▶ [PROBLEM REQUIREMENTS] Pick out every line holding the string "this" and copy it.

▶ [Collected data entries]
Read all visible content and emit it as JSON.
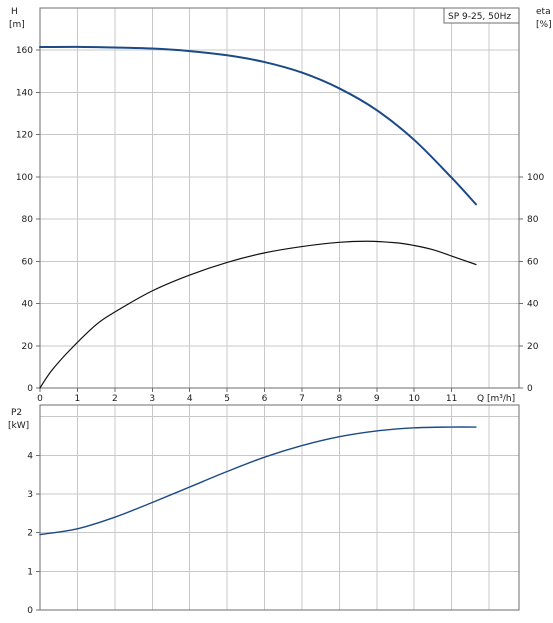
{
  "legend_text": "SP 9-25, 50Hz",
  "colors": {
    "head_curve": "#1b4a87",
    "eta_curve": "#111111",
    "power_curve": "#1b4a87",
    "grid": "#c8c8c8",
    "frame": "#6e6e6e"
  },
  "chart_data": [
    {
      "type": "line",
      "xlabel": "Q [m³/h]",
      "xlim": [
        0,
        12.8
      ],
      "x_ticks": [
        0,
        1,
        2,
        3,
        4,
        5,
        6,
        7,
        8,
        9,
        10,
        11
      ],
      "left_axis": {
        "label": "H",
        "unit": "[m]",
        "ylim": [
          0,
          180
        ],
        "ticks": [
          0,
          20,
          40,
          60,
          80,
          100,
          120,
          140,
          160
        ]
      },
      "right_axis": {
        "label": "eta",
        "unit": "[%]",
        "ylim": [
          0,
          180
        ],
        "ticks": [
          0,
          20,
          40,
          60,
          80,
          100
        ]
      },
      "grid": true,
      "legend_position": "top-right",
      "series": [
        {
          "name": "H",
          "axis": "left",
          "x": [
            0,
            1,
            2,
            3,
            4,
            5,
            6,
            7,
            8,
            9,
            10,
            11,
            11.65
          ],
          "y": [
            161.5,
            161.6,
            161.3,
            160.8,
            159.6,
            157.6,
            154.4,
            149.4,
            141.9,
            131.6,
            117.5,
            99.6,
            87
          ]
        },
        {
          "name": "eta",
          "axis": "right",
          "x": [
            0,
            0.3,
            0.8,
            1.5,
            2,
            3,
            4,
            5,
            6,
            7,
            8,
            8.75,
            9.5,
            10,
            10.5,
            11,
            11.65
          ],
          "y": [
            0,
            8,
            18,
            30,
            36,
            46,
            53.5,
            59.5,
            64,
            67,
            69,
            69.5,
            68.8,
            67.5,
            65.5,
            62.5,
            58.5
          ]
        }
      ]
    },
    {
      "type": "line",
      "xlabel": "",
      "xlim": [
        0,
        12.8
      ],
      "left_axis": {
        "label": "P2",
        "unit": "[kW]",
        "ylim": [
          0,
          5.3
        ],
        "ticks": [
          0,
          1,
          2,
          3,
          4
        ]
      },
      "grid": true,
      "series": [
        {
          "name": "P2",
          "axis": "left",
          "x": [
            0,
            1,
            2,
            3,
            4,
            5,
            6,
            7,
            8,
            9,
            10,
            11,
            11.65
          ],
          "y": [
            1.95,
            2.1,
            2.4,
            2.78,
            3.18,
            3.58,
            3.95,
            4.25,
            4.48,
            4.63,
            4.71,
            4.73,
            4.73
          ]
        }
      ]
    }
  ]
}
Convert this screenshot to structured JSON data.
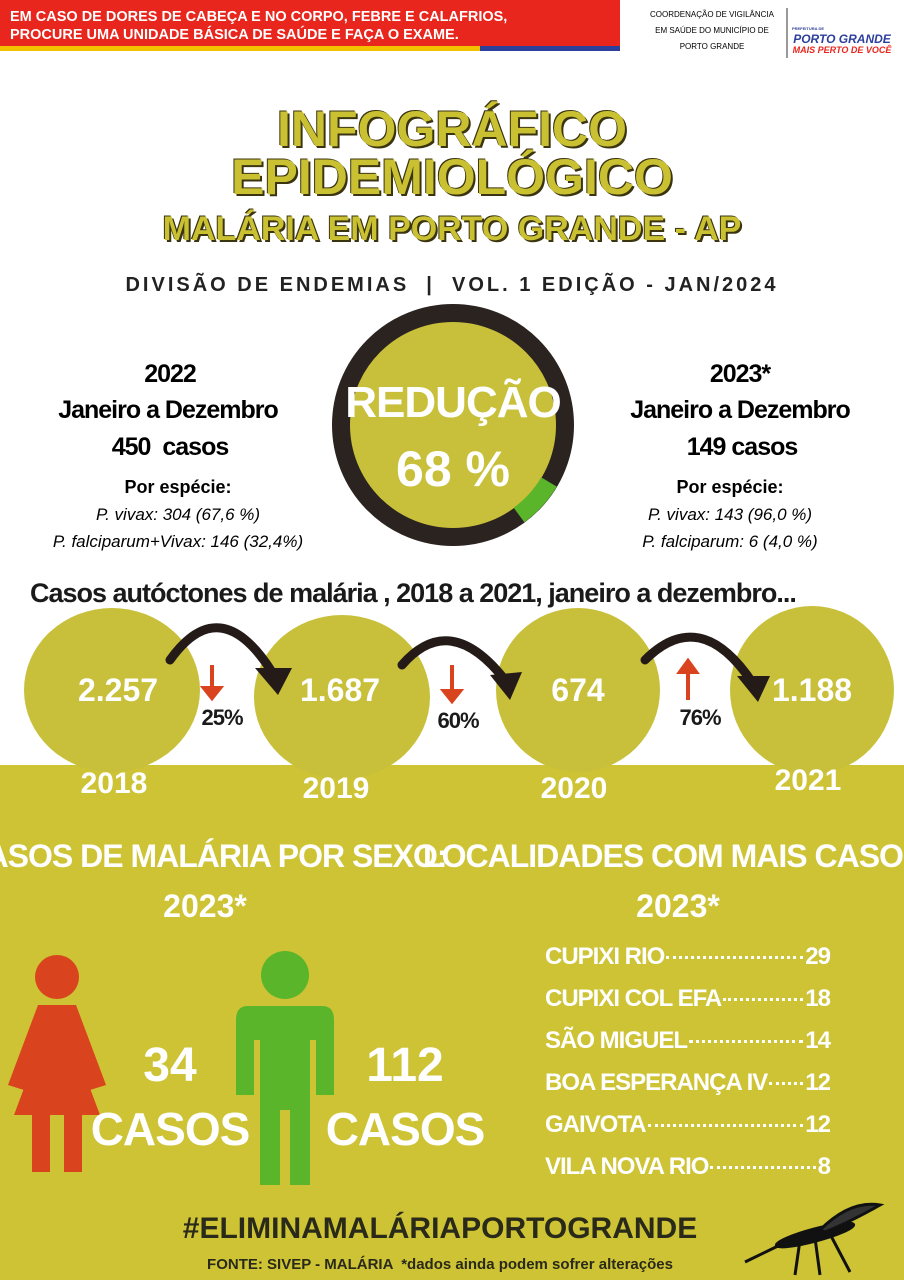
{
  "banner": {
    "lines": [
      "EM CASO DE DORES DE CABEÇA E NO CORPO, FEBRE E CALAFRIOS,",
      "PROCURE UMA UNIDADE BÁSICA DE SAÚDE E FAÇA O EXAME."
    ]
  },
  "agency": {
    "lines": [
      "COORDENAÇÃO DE VIGILÂNCIA",
      "EM SAÚDE DO MUNICÍPIO DE",
      "PORTO GRANDE"
    ]
  },
  "logo": {
    "small": "PREFEITURA DE",
    "name": "PORTO GRANDE",
    "slogan": "MAIS PERTO DE VOCÊ"
  },
  "title": {
    "lines": [
      "INFOGRÁFICO",
      "EPIDEMIOLÓGICO"
    ],
    "subtitle": "MALÁRIA EM PORTO GRANDE - AP"
  },
  "edition": "DIVISÃO DE ENDEMIAS  |  VOL. 1 EDIÇÃO - JAN/2024",
  "left": {
    "year": "2022",
    "period": "Janeiro a Dezembro",
    "cases": "450  casos",
    "species_label": "Por espécie:",
    "species": [
      "P. vivax: 304 (67,6 %)",
      "P. falciparum+Vivax: 146 (32,4%)"
    ]
  },
  "reduction": {
    "label": "REDUÇÃO",
    "value": "68 %"
  },
  "right": {
    "year": "2023*",
    "period": "Janeiro a Dezembro",
    "cases": "149 casos",
    "species_label": "Por espécie:",
    "species": [
      "P. vivax: 143 (96,0 %)",
      "P. falciparum: 6 (4,0 %)"
    ]
  },
  "yearly": {
    "title": "Casos autóctones de malária , 2018 a 2021, janeiro a dezembro...",
    "years": [
      {
        "year": "2018",
        "cases": "2.257"
      },
      {
        "year": "2019",
        "cases": "1.687"
      },
      {
        "year": "2020",
        "cases": "674"
      },
      {
        "year": "2021",
        "cases": "1.188"
      }
    ],
    "changes": [
      "25%",
      "60%",
      "76%"
    ]
  },
  "sex": {
    "title": "CASOS DE MALÁRIA POR SEXO:",
    "year": "2023*",
    "female": {
      "count": "34",
      "unit": "CASOS"
    },
    "male": {
      "count": "112",
      "unit": "CASOS"
    }
  },
  "localities": {
    "title": "LOCALIDADES COM MAIS CASOS:",
    "year": "2023*",
    "items": [
      {
        "name": "CUPIXI RIO",
        "cases": "29"
      },
      {
        "name": "CUPIXI COL EFA",
        "cases": "18"
      },
      {
        "name": "SÃO MIGUEL",
        "cases": "14"
      },
      {
        "name": "BOA ESPERANÇA IV",
        "cases": "12"
      },
      {
        "name": "GAIVOTA",
        "cases": "12"
      },
      {
        "name": "VILA NOVA RIO",
        "cases": "8"
      }
    ]
  },
  "hashtag": "#ELIMINAMALÁRIAPORTOGRANDE",
  "footer": "FONTE: SIVEP - MALÁRIA  *dados ainda podem sofrer alterações"
}
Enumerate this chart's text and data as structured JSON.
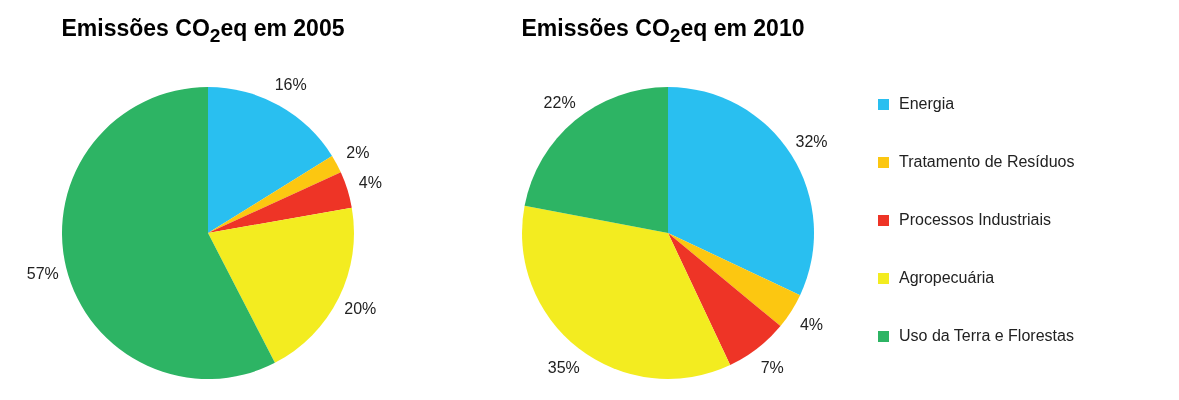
{
  "chart_data": [
    {
      "type": "pie",
      "title": "Emissões CO$_{2}$eq em 2005",
      "categories": [
        null,
        null,
        null,
        null,
        null
      ],
      "values": [
        16,
        2,
        4,
        20,
        57
      ],
      "value_labels": [
        "16%",
        "2%",
        "4%",
        "20%",
        "57%"
      ],
      "colors": [
        "#29bff0",
        "#fcc711",
        "#ee3426",
        "#f3ec20",
        "#2db464"
      ],
      "legend": false
    },
    {
      "type": "pie",
      "title": "Emissões CO$_{2}$eq em 2010",
      "categories": [
        "Energia",
        "Tratamento de Resíduos",
        "Processos Industriais",
        "Agropecuária",
        "Uso da Terra e Florestas"
      ],
      "values": [
        32,
        4,
        7,
        35,
        22
      ],
      "value_labels": [
        "32%",
        "4%",
        "7%",
        "35%",
        "22%"
      ],
      "colors": [
        "#29bff0",
        "#fcc711",
        "#ee3426",
        "#f3ec20",
        "#2db464"
      ],
      "legend": "right"
    }
  ]
}
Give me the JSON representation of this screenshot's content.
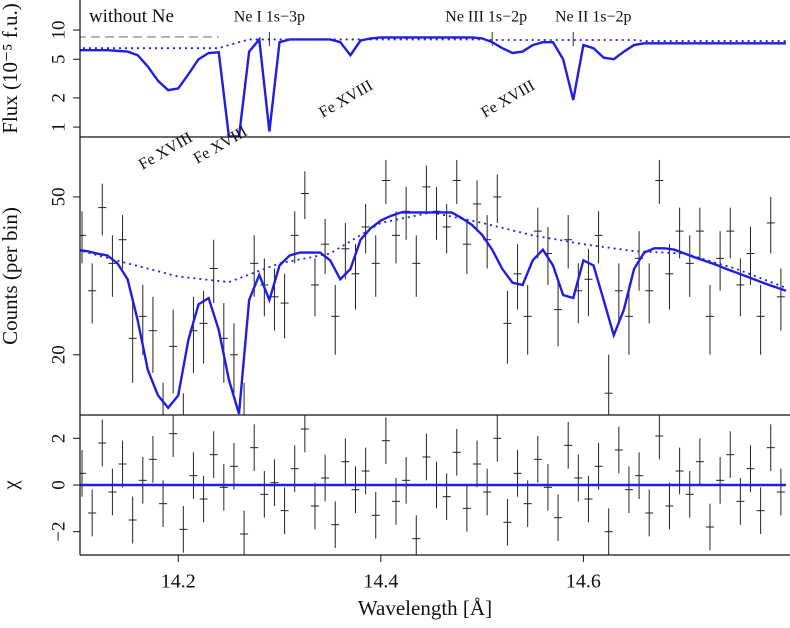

▶ [WORKED ANSWER]
Convert this screenshot to structured JSON data.
Enumerate this chart's text and data as structured JSON.
Give me the JSON representation of this screenshot's content.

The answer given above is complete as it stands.